• REQUIREMENTS:
Please return the full listing below without altering anything.

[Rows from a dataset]
◇ ◇ ◇ ◇ ◇ ◇ ◇

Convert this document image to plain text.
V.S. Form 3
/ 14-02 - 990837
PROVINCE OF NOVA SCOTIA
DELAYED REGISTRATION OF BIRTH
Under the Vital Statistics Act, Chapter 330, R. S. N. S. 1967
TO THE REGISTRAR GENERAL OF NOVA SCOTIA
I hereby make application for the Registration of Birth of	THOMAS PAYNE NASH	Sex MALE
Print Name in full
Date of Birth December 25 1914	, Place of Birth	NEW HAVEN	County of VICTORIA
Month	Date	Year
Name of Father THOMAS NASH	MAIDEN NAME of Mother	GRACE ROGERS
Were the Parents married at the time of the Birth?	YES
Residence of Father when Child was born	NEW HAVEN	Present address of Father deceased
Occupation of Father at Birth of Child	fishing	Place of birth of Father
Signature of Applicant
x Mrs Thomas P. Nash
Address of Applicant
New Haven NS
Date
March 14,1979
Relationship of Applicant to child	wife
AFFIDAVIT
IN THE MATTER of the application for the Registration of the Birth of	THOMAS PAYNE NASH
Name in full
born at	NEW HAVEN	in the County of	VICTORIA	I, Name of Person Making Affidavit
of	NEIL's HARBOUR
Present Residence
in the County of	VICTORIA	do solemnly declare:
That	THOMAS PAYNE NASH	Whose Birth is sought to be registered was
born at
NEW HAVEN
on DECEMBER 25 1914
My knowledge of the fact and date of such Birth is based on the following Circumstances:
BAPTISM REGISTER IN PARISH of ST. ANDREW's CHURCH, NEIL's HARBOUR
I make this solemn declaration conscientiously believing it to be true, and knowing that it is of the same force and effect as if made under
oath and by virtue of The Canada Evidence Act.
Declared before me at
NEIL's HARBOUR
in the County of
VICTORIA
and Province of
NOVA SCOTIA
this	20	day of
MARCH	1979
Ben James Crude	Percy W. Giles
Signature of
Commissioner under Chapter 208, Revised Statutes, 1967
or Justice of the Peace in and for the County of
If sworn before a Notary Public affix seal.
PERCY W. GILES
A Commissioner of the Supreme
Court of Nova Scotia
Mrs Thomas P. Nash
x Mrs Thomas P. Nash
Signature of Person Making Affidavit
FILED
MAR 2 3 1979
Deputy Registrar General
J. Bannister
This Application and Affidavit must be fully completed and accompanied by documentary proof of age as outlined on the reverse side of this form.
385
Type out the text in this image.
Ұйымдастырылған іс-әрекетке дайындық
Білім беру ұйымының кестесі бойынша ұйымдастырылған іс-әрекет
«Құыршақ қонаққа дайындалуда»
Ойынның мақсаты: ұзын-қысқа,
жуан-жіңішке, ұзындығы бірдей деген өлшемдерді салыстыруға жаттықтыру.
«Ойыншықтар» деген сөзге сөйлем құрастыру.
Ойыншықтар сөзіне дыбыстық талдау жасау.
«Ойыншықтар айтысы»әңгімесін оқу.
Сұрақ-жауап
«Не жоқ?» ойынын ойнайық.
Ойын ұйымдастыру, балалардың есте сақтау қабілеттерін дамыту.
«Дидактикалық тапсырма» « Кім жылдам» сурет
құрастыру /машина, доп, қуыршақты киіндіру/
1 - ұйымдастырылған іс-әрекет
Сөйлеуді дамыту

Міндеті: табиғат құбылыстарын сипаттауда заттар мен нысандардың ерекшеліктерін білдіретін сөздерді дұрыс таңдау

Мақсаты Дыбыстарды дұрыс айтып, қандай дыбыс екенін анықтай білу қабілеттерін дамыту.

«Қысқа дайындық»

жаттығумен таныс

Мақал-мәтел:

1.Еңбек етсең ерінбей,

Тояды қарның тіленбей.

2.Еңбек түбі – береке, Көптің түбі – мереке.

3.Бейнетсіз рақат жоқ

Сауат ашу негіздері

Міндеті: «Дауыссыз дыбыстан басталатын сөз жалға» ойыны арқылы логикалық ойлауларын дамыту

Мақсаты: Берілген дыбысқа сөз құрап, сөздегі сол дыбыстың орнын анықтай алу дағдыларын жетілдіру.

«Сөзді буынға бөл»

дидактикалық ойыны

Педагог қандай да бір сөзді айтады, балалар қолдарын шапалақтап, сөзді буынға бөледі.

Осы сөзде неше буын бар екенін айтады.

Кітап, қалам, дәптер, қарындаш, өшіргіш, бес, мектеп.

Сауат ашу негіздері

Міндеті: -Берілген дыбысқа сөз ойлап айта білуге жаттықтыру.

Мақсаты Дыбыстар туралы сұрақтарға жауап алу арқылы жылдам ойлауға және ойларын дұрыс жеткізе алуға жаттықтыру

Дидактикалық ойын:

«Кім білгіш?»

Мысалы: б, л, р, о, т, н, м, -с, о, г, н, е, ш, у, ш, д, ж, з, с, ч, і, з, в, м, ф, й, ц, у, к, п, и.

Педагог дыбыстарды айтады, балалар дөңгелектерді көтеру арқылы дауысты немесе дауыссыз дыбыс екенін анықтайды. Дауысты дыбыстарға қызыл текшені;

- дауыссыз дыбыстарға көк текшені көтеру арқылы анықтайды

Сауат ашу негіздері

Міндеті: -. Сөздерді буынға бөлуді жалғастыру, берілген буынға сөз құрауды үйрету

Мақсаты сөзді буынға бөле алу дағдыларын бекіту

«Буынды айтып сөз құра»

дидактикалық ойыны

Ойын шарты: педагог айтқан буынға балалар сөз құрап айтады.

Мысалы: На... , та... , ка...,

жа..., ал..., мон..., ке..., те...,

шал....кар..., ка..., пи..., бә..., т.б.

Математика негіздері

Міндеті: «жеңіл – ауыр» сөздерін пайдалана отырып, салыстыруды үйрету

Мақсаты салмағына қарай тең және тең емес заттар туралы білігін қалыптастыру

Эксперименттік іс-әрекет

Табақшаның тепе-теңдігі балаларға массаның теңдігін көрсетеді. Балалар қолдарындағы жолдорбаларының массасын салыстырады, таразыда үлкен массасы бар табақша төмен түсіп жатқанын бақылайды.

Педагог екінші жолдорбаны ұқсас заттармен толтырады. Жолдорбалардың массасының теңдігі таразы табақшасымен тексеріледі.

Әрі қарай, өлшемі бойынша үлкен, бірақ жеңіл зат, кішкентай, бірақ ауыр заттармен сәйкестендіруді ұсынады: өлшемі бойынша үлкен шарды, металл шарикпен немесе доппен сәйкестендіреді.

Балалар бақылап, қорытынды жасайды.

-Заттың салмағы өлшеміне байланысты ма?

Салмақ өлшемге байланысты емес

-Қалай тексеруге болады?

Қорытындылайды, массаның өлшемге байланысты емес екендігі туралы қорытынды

◇ ◇ ◇ ◇ ◇ ◇ ◇

• RESPONSE TO THIS TASK:
Convert this document image to plain text.
V.S. Form 3
/ 14-02 - 990837
PROVINCE OF NOVA SCOTIA
DELAYED REGISTRATION OF BIRTH
Under the Vital Statistics Act, Chapter 330, R. S. N. S. 1967
TO THE REGISTRAR GENERAL OF NOVA SCOTIA
I hereby make application for the Registration of Birth of	THOMAS PAYNE NASH	Sex MALE
Print Name in full
Date of Birth December 25 1914	, Place of Birth	NEW HAVEN	County of VICTORIA
Month	Date	Year
Name of Father THOMAS NASH	MAIDEN NAME of Mother	GRACE ROGERS
Were the Parents married at the time of the Birth?	YES
Residence of Father when Child was born	NEW HAVEN	Present address of Father deceased
Occupation of Father at Birth of Child	fishing	Place of birth of Father
Signature of Applicant
x Mrs Thomas P. Nash
Address of Applicant
New Haven NS
Date
March 14,1979
Relationship of Applicant to child	wife
AFFIDAVIT
IN THE MATTER of the application for the Registration of the Birth of	THOMAS PAYNE NASH
Name in full
born at	NEW HAVEN	in the County of	VICTORIA	I, Name of Person Making Affidavit
of	NEIL's HARBOUR
Present Residence
in the County of	VICTORIA	do solemnly declare:
That	THOMAS PAYNE NASH	Whose Birth is sought to be registered was
born at
NEW HAVEN
on DECEMBER 25 1914
My knowledge of the fact and date of such Birth is based on the following Circumstances:
BAPTISM REGISTER IN PARISH of ST. ANDREW's CHURCH, NEIL's HARBOUR
I make this solemn declaration conscientiously believing it to be true, and knowing that it is of the same force and effect as if made under
oath and by virtue of The Canada Evidence Act.
Declared before me at
NEIL's HARBOUR
in the County of
VICTORIA
and Province of
NOVA SCOTIA
this	20	day of
MARCH	1979
Ben James Crude	Percy W. Giles
Signature of
Commissioner under Chapter 208, Revised Statutes, 1967
or Justice of the Peace in and for the County of
If sworn before a Notary Public affix seal.
PERCY W. GILES
A Commissioner of the Supreme
Court of Nova Scotia
Mrs Thomas P. Nash
x Mrs Thomas P. Nash
Signature of Person Making Affidavit
FILED
MAR 2 3 1979
Deputy Registrar General
J. Bannister
This Application and Affidavit must be fully completed and accompanied by documentary proof of age as outlined on the reverse side of this form.
385
Type out the text in this image.
Ұйымдастырылған іс-әрекетке дайындық
Білім беру ұйымының кестесі бойынша ұйымдастырылған іс-әрекет
«Құыршақ қонаққа дайындалуда»
Ойынның мақсаты: ұзын-қысқа,
жуан-жіңішке, ұзындығы бірдей деген өлшемдерді салыстыруға жаттықтыру.
«Ойыншықтар» деген сөзге сөйлем құрастыру.
Ойыншықтар сөзіне дыбыстық талдау жасау.
«Ойыншықтар айтысы»әңгімесін оқу.
Сұрақ-жауап
«Не жоқ?» ойынын ойнайық.
Ойын ұйымдастыру, балалардың есте сақтау қабілеттерін дамыту.
«Дидактикалық тапсырма» « Кім жылдам» сурет
құрастыру /машина, доп, қуыршақты киіндіру/
1 - ұйымдастырылған іс-әрекет
Сөйлеуді дамыту

Міндеті: табиғат құбылыстарын сипаттауда заттар мен нысандардың ерекшеліктерін білдіретін сөздерді дұрыс таңдау

Мақсаты Дыбыстарды дұрыс айтып, қандай дыбыс екенін анықтай білу қабілеттерін дамыту.

«Қысқа дайындық»

жаттығумен таныс

Мақал-мәтел:

1.Еңбек етсең ерінбей,

Тояды қарның тіленбей.

2.Еңбек түбі – береке, Көптің түбі – мереке.

3.Бейнетсіз рақат жоқ

Сауат ашу негіздері

Міндеті: «Дауыссыз дыбыстан басталатын сөз жалға» ойыны арқылы логикалық ойлауларын дамыту

Мақсаты: Берілген дыбысқа сөз құрап, сөздегі сол дыбыстың орнын анықтай алу дағдыларын жетілдіру.

«Сөзді буынға бөл»

дидактикалық ойыны

Педагог қандай да бір сөзді айтады, балалар қолдарын шапалақтап, сөзді буынға бөледі.

Осы сөзде неше буын бар екенін айтады.

Кітап, қалам, дәптер, қарындаш, өшіргіш, бес, мектеп.

Сауат ашу негіздері

Міндеті: -Берілген дыбысқа сөз ойлап айта білуге жаттықтыру.

Мақсаты Дыбыстар туралы сұрақтарға жауап алу арқылы жылдам ойлауға және ойларын дұрыс жеткізе алуға жаттықтыру

Дидактикалық ойын:

«Кім білгіш?»

Мысалы: б, л, р, о, т, н, м, -с, о, г, н, е, ш, у, ш, д, ж, з, с, ч, і, з, в, м, ф, й, ц, у, к, п, и.

Педагог дыбыстарды айтады, балалар дөңгелектерді көтеру арқылы дауысты немесе дауыссыз дыбыс екенін анықтайды. Дауысты дыбыстарға қызыл текшені;

- дауыссыз дыбыстарға көк текшені көтеру арқылы анықтайды

Сауат ашу негіздері

Міндеті: -. Сөздерді буынға бөлуді жалғастыру, берілген буынға сөз құрауды үйрету

Мақсаты сөзді буынға бөле алу дағдыларын бекіту

«Буынды айтып сөз құра»

дидактикалық ойыны

Ойын шарты: педагог айтқан буынға балалар сөз құрап айтады.

Мысалы: На... , та... , ка...,

жа..., ал..., мон..., ке..., те...,

шал....кар..., ка..., пи..., бә..., т.б.

Математика негіздері

Міндеті: «жеңіл – ауыр» сөздерін пайдалана отырып, салыстыруды үйрету

Мақсаты салмағына қарай тең және тең емес заттар туралы білігін қалыптастыру

Эксперименттік іс-әрекет

Табақшаның тепе-теңдігі балаларға массаның теңдігін көрсетеді. Балалар қолдарындағы жолдорбаларының массасын салыстырады, таразыда үлкен массасы бар табақша төмен түсіп жатқанын бақылайды.

Педагог екінші жолдорбаны ұқсас заттармен толтырады. Жолдорбалардың массасының теңдігі таразы табақшасымен тексеріледі.

Әрі қарай, өлшемі бойынша үлкен, бірақ жеңіл зат, кішкентай, бірақ ауыр заттармен сәйкестендіруді ұсынады: өлшемі бойынша үлкен шарды, металл шарикпен немесе доппен сәйкестендіреді.

Балалар бақылап, қорытынды жасайды.

-Заттың салмағы өлшеміне байланысты ма?

Салмақ өлшемге байланысты емес

-Қалай тексеруге болады?

Қорытындылайды, массаның өлшемге байланысты емес екендігі туралы қорытынды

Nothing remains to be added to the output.